▶ **Request**
Take each line that has the word "time" and return it.

##### Data entries

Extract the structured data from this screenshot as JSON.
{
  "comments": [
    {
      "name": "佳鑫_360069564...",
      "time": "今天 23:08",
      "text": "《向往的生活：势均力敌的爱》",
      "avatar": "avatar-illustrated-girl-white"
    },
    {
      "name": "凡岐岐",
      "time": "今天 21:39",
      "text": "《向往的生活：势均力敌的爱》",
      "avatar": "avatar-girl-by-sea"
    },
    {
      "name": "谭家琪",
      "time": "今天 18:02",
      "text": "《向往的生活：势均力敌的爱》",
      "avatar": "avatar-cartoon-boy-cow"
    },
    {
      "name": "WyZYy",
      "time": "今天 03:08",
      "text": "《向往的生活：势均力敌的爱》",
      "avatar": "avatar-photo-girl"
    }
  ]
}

##########

▶ **Task result**
      "time": "今天 23:08",
      "time": "今天 21:39",
      "time": "今天 18:02",
      "time": "今天 03:08",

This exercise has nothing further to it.